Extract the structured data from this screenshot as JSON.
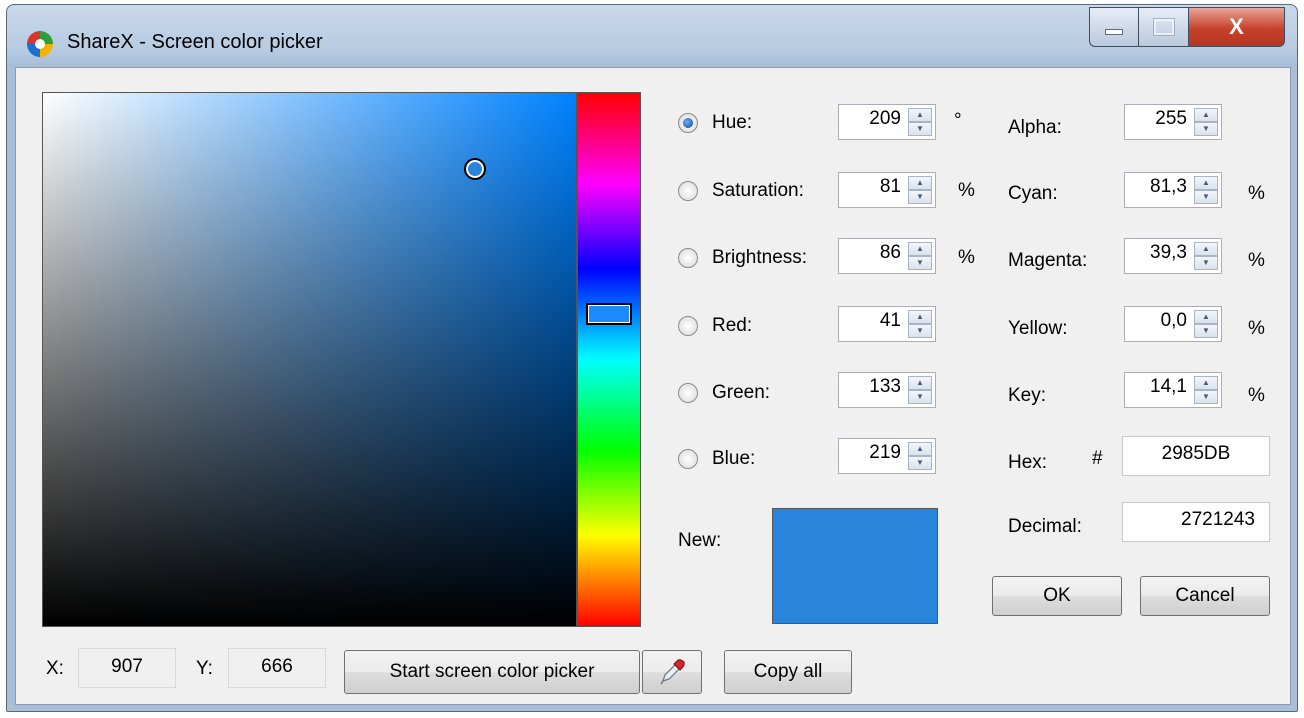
{
  "window": {
    "title": "ShareX - Screen color picker",
    "close_glyph": "X"
  },
  "hsb": {
    "hue": {
      "label": "Hue:",
      "value": "209",
      "unit": "°",
      "selected": true
    },
    "saturation": {
      "label": "Saturation:",
      "value": "81",
      "unit": "%"
    },
    "brightness": {
      "label": "Brightness:",
      "value": "86",
      "unit": "%"
    }
  },
  "rgb": {
    "red": {
      "label": "Red:",
      "value": "41"
    },
    "green": {
      "label": "Green:",
      "value": "133"
    },
    "blue": {
      "label": "Blue:",
      "value": "219"
    }
  },
  "alpha": {
    "label": "Alpha:",
    "value": "255"
  },
  "cmyk": {
    "cyan": {
      "label": "Cyan:",
      "value": "81,3",
      "unit": "%"
    },
    "magenta": {
      "label": "Magenta:",
      "value": "39,3",
      "unit": "%"
    },
    "yellow": {
      "label": "Yellow:",
      "value": "0,0",
      "unit": "%"
    },
    "key": {
      "label": "Key:",
      "value": "14,1",
      "unit": "%"
    }
  },
  "hex": {
    "label": "Hex:",
    "prefix": "#",
    "value": "2985DB"
  },
  "decimal": {
    "label": "Decimal:",
    "value": "2721243"
  },
  "new_color": {
    "label": "New:",
    "color": "#2985DB"
  },
  "coords": {
    "x_label": "X:",
    "x_value": "907",
    "y_label": "Y:",
    "y_value": "666"
  },
  "buttons": {
    "ok": "OK",
    "cancel": "Cancel",
    "start_picker": "Start screen color picker",
    "copy_all": "Copy all"
  }
}
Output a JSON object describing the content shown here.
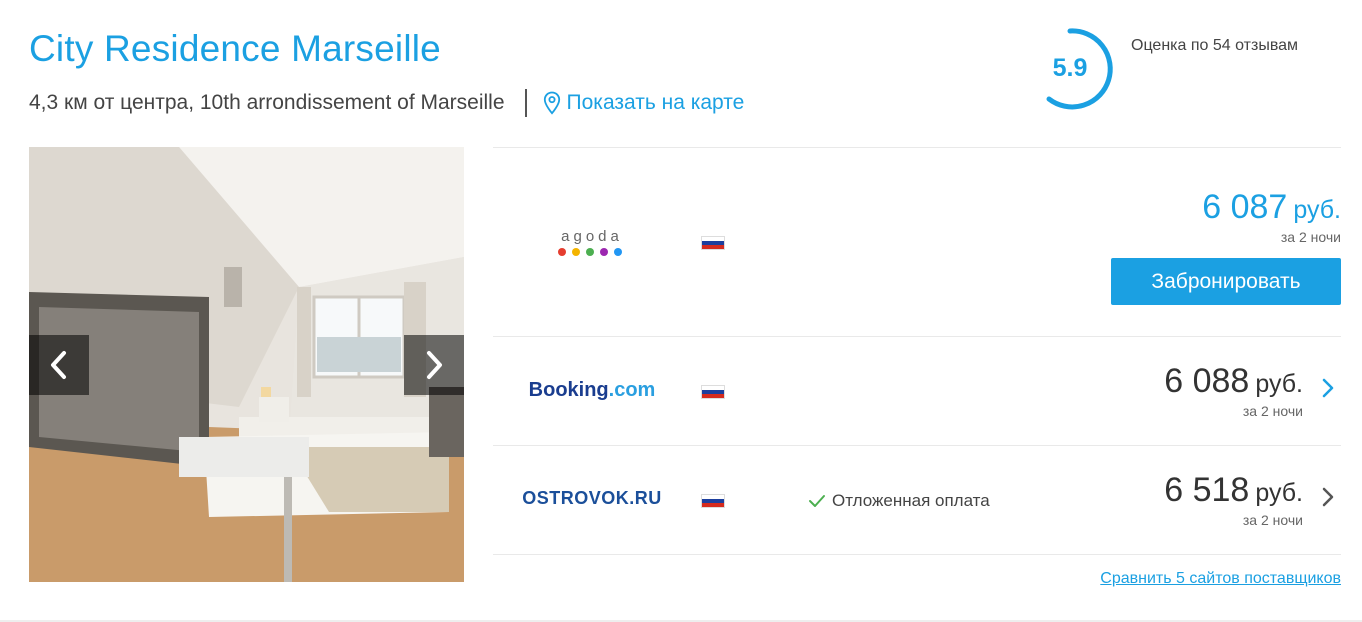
{
  "hotel": {
    "name": "City Residence Marseille",
    "location": "4,3 км от центра, 10th arrondissement of Marseille",
    "map_link": "Показать на карте"
  },
  "rating": {
    "score": "5.9",
    "score_fraction": 0.59,
    "reviews_text": "Оценка по 54 отзывам",
    "accent_color": "#1ba0e2"
  },
  "gallery": {
    "prev_icon": "chevron-left-icon",
    "next_icon": "chevron-right-icon"
  },
  "offers": [
    {
      "provider": "agoda",
      "flag_icon": "russia-flag-icon",
      "price": "6 087",
      "currency": "руб.",
      "nights": "за 2 ночи",
      "button": "Забронировать",
      "highlight": true
    },
    {
      "provider": "Booking.com",
      "logo_main": "Booking",
      "logo_suffix": ".com",
      "flag_icon": "russia-flag-icon",
      "price": "6 088",
      "currency": "руб.",
      "nights": "за 2 ночи"
    },
    {
      "provider": "OSTROVOK.RU",
      "logo_text": "OSTROVOK.RU",
      "flag_icon": "russia-flag-icon",
      "feature": "Отложенная оплата",
      "price": "6 518",
      "currency": "руб.",
      "nights": "за 2 ночи"
    }
  ],
  "compare_link": "Сравнить 5 сайтов поставщиков",
  "colors": {
    "brand_blue": "#1ba0e2",
    "booking_dark": "#1a3d8f",
    "booking_light": "#2a9fe0"
  }
}
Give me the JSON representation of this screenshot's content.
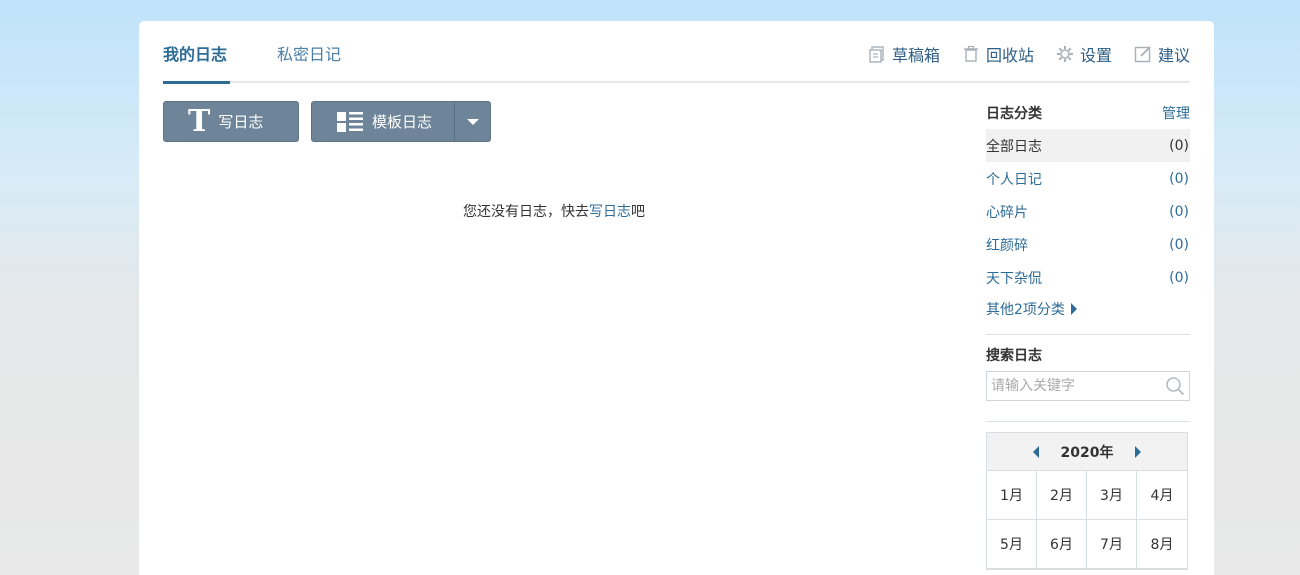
{
  "tabs": {
    "my_diary": "我的日志",
    "private_diary": "私密日记"
  },
  "toplinks": {
    "drafts": "草稿箱",
    "recycle": "回收站",
    "settings": "设置",
    "suggest": "建议"
  },
  "buttons": {
    "write": "写日志",
    "template": "模板日志"
  },
  "empty": {
    "text_before": "您还没有日志，快去",
    "link": "写日志",
    "text_after": "吧"
  },
  "sidebar": {
    "category_title": "日志分类",
    "manage": "管理",
    "categories": [
      {
        "name": "全部日志",
        "count": "(0)"
      },
      {
        "name": "个人日记",
        "count": "(0)"
      },
      {
        "name": "心碎片",
        "count": "(0)"
      },
      {
        "name": "红颜碎",
        "count": "(0)"
      },
      {
        "name": "天下杂侃",
        "count": "(0)"
      }
    ],
    "more": "其他2项分类",
    "search_title": "搜索日志",
    "search_placeholder": "请输入关键字"
  },
  "calendar": {
    "year": "2020年",
    "months": [
      "1月",
      "2月",
      "3月",
      "4月",
      "5月",
      "6月",
      "7月",
      "8月"
    ]
  },
  "colors": {
    "accent": "#2e6c98",
    "button_bg": "#6e8599",
    "panel_bg": "#ffffff"
  }
}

■ **Task prompt**:
Repeat the data above exactly, but not the pictures.

■ **The completed task**:
Extract the structured data from this screenshot as JSON.
{
  "window": {
    "title": "ShareX - Screen color picker",
    "close_glyph": "X"
  },
  "hsb": {
    "hue": {
      "label": "Hue:",
      "value": "209",
      "unit": "°",
      "selected": true
    },
    "saturation": {
      "label": "Saturation:",
      "value": "81",
      "unit": "%"
    },
    "brightness": {
      "label": "Brightness:",
      "value": "86",
      "unit": "%"
    }
  },
  "rgb": {
    "red": {
      "label": "Red:",
      "value": "41"
    },
    "green": {
      "label": "Green:",
      "value": "133"
    },
    "blue": {
      "label": "Blue:",
      "value": "219"
    }
  },
  "alpha": {
    "label": "Alpha:",
    "value": "255"
  },
  "cmyk": {
    "cyan": {
      "label": "Cyan:",
      "value": "81,3",
      "unit": "%"
    },
    "magenta": {
      "label": "Magenta:",
      "value": "39,3",
      "unit": "%"
    },
    "yellow": {
      "label": "Yellow:",
      "value": "0,0",
      "unit": "%"
    },
    "key": {
      "label": "Key:",
      "value": "14,1",
      "unit": "%"
    }
  },
  "hex": {
    "label": "Hex:",
    "prefix": "#",
    "value": "2985DB"
  },
  "decimal": {
    "label": "Decimal:",
    "value": "2721243"
  },
  "new_color": {
    "label": "New:",
    "color": "#2985DB"
  },
  "coords": {
    "x_label": "X:",
    "x_value": "907",
    "y_label": "Y:",
    "y_value": "666"
  },
  "buttons": {
    "ok": "OK",
    "cancel": "Cancel",
    "start_picker": "Start screen color picker",
    "copy_all": "Copy all"
  }
}
Output a JSON object describing the content shown here.
{
  "hotel": {
    "name": "City Residence Marseille",
    "location": "4,3 км от центра, 10th arrondissement of Marseille",
    "map_link": "Показать на карте"
  },
  "rating": {
    "score": "5.9",
    "score_fraction": 0.59,
    "reviews_text": "Оценка по 54 отзывам",
    "accent_color": "#1ba0e2"
  },
  "gallery": {
    "prev_icon": "chevron-left-icon",
    "next_icon": "chevron-right-icon"
  },
  "offers": [
    {
      "provider": "agoda",
      "flag_icon": "russia-flag-icon",
      "price": "6 087",
      "currency": "руб.",
      "nights": "за 2 ночи",
      "button": "Забронировать",
      "highlight": true
    },
    {
      "provider": "Booking.com",
      "logo_main": "Booking",
      "logo_suffix": ".com",
      "flag_icon": "russia-flag-icon",
      "price": "6 088",
      "currency": "руб.",
      "nights": "за 2 ночи"
    },
    {
      "provider": "OSTROVOK.RU",
      "logo_text": "OSTROVOK.RU",
      "flag_icon": "russia-flag-icon",
      "feature": "Отложенная оплата",
      "price": "6 518",
      "currency": "руб.",
      "nights": "за 2 ночи"
    }
  ],
  "compare_link": "Сравнить 5 сайтов поставщиков",
  "colors": {
    "brand_blue": "#1ba0e2",
    "booking_dark": "#1a3d8f",
    "booking_light": "#2a9fe0"
  }
}
Give me the JSON representation of this screenshot's content.
{
  "tabs": {
    "my_diary": "我的日志",
    "private_diary": "私密日记"
  },
  "toplinks": {
    "drafts": "草稿箱",
    "recycle": "回收站",
    "settings": "设置",
    "suggest": "建议"
  },
  "buttons": {
    "write": "写日志",
    "template": "模板日志"
  },
  "empty": {
    "text_before": "您还没有日志，快去",
    "link": "写日志",
    "text_after": "吧"
  },
  "sidebar": {
    "category_title": "日志分类",
    "manage": "管理",
    "categories": [
      {
        "name": "全部日志",
        "count": "(0)"
      },
      {
        "name": "个人日记",
        "count": "(0)"
      },
      {
        "name": "心碎片",
        "count": "(0)"
      },
      {
        "name": "红颜碎",
        "count": "(0)"
      },
      {
        "name": "天下杂侃",
        "count": "(0)"
      }
    ],
    "more": "其他2项分类",
    "search_title": "搜索日志",
    "search_placeholder": "请输入关键字"
  },
  "calendar": {
    "year": "2020年",
    "months": [
      "1月",
      "2月",
      "3月",
      "4月",
      "5月",
      "6月",
      "7月",
      "8月"
    ]
  },
  "colors": {
    "accent": "#2e6c98",
    "button_bg": "#6e8599",
    "panel_bg": "#ffffff"
  }
}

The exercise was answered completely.